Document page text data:
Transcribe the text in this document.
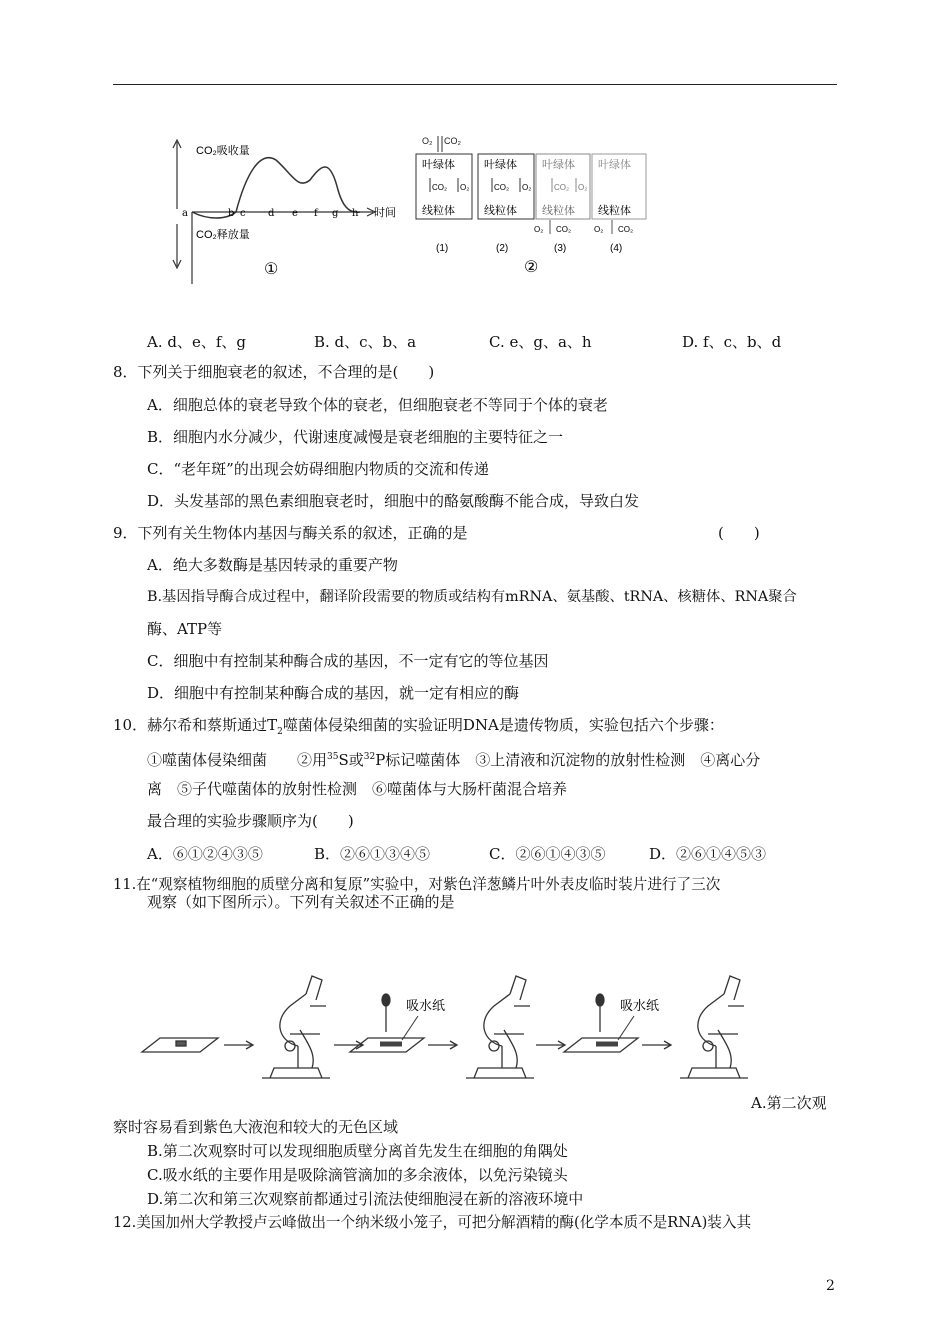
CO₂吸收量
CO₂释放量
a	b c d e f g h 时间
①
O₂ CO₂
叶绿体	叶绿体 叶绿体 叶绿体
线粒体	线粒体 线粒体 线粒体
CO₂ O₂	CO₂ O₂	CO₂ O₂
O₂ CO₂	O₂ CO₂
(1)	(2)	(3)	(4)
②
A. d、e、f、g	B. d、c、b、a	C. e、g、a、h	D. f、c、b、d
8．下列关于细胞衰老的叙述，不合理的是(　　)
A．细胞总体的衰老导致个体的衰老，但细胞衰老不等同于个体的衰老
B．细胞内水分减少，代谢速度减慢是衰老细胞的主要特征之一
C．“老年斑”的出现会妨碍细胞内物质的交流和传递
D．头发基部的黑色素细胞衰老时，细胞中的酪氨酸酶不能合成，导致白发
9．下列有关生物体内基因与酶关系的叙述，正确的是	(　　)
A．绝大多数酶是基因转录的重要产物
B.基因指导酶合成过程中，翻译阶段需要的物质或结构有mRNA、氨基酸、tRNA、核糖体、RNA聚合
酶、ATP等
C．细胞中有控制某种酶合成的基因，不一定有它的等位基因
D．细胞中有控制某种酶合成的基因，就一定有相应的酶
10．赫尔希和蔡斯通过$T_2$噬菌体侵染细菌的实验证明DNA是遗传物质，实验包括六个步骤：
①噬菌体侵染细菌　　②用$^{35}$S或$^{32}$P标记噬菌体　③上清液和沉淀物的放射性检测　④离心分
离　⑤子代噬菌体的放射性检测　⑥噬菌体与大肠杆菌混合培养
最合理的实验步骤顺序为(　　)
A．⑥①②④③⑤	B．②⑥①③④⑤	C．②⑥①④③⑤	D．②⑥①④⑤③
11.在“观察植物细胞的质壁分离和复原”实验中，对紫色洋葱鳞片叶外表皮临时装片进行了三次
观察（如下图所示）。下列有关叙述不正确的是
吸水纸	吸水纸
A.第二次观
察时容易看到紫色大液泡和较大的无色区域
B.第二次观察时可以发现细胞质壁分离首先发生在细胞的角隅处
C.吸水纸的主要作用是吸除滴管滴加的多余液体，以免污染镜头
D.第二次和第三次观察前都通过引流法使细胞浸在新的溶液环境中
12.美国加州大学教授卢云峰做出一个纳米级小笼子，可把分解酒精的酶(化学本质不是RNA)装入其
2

About this task:
Which lines of the records above hold the word "细胞中有控制某种酶合成的基因"? Copy each of them.

Finished task:
C．细胞中有控制某种酶合成的基因，不一定有它的等位基因
D．细胞中有控制某种酶合成的基因，就一定有相应的酶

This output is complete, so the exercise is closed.